>> begin
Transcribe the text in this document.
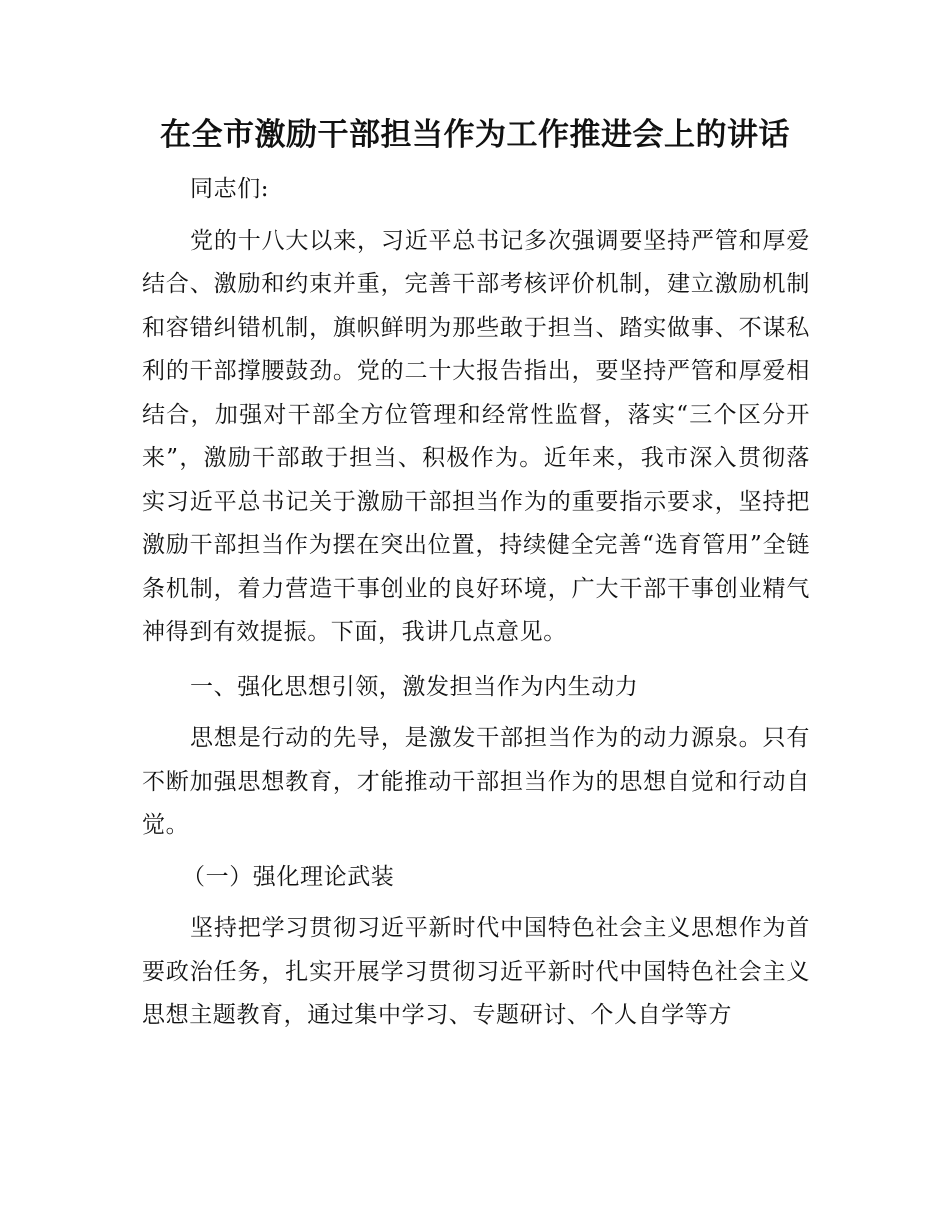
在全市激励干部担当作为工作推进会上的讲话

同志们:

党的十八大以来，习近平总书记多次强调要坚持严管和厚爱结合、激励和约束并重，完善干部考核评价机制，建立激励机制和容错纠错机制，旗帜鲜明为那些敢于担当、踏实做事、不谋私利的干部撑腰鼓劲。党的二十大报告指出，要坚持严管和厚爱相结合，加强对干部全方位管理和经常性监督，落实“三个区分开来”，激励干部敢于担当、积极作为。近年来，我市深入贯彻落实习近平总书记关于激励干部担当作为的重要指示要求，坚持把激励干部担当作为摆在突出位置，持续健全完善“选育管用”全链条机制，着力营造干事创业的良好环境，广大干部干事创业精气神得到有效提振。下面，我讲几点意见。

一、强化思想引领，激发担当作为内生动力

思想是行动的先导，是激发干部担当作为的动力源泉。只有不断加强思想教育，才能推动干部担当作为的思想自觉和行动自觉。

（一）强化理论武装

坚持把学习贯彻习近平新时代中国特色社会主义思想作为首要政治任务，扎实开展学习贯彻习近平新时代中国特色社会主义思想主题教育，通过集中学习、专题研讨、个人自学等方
>> end
• [DIRECTIONS]
Write out each line of the data exactly; the images should be left out.

• [FINAL ANSWER]
Transcribe the text in this document.
在全市激励干部担当作为工作推进会上的讲话

同志们:

党的十八大以来，习近平总书记多次强调要坚持严管和厚爱结合、激励和约束并重，完善干部考核评价机制，建立激励机制和容错纠错机制，旗帜鲜明为那些敢于担当、踏实做事、不谋私利的干部撑腰鼓劲。党的二十大报告指出，要坚持严管和厚爱相结合，加强对干部全方位管理和经常性监督，落实“三个区分开来”，激励干部敢于担当、积极作为。近年来，我市深入贯彻落实习近平总书记关于激励干部担当作为的重要指示要求，坚持把激励干部担当作为摆在突出位置，持续健全完善“选育管用”全链条机制，着力营造干事创业的良好环境，广大干部干事创业精气神得到有效提振。下面，我讲几点意见。

一、强化思想引领，激发担当作为内生动力

思想是行动的先导，是激发干部担当作为的动力源泉。只有不断加强思想教育，才能推动干部担当作为的思想自觉和行动自觉。

（一）强化理论武装

坚持把学习贯彻习近平新时代中国特色社会主义思想作为首要政治任务，扎实开展学习贯彻习近平新时代中国特色社会主义思想主题教育，通过集中学习、专题研讨、个人自学等方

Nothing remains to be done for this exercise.